Data extracted from a collection:
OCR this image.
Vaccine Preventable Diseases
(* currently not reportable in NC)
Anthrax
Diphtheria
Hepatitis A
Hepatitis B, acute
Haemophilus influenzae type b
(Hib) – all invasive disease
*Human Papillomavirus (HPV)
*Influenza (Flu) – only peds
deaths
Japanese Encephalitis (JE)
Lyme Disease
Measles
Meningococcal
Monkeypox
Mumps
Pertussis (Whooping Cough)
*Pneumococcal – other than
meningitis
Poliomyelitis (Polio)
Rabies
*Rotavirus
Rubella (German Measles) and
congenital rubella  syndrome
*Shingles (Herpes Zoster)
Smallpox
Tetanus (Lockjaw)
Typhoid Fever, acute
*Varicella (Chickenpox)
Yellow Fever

### The task
Copy each record from above without leaving any out.

### Solved exercise
OCR this image.
Vaccine Preventable Diseases
(* currently not reportable in NC)
Anthrax
Diphtheria
Hepatitis A
Hepatitis B, acute
Haemophilus influenzae type b
(Hib) – all invasive disease
*Human Papillomavirus (HPV)
*Influenza (Flu) – only peds
deaths
Japanese Encephalitis (JE)
Lyme Disease
Measles
Meningococcal
Monkeypox
Mumps
Pertussis (Whooping Cough)
*Pneumococcal – other than
meningitis
Poliomyelitis (Polio)
Rabies
*Rotavirus
Rubella (German Measles) and
congenital rubella  syndrome
*Shingles (Herpes Zoster)
Smallpox
Tetanus (Lockjaw)
Typhoid Fever, acute
*Varicella (Chickenpox)
Yellow Fever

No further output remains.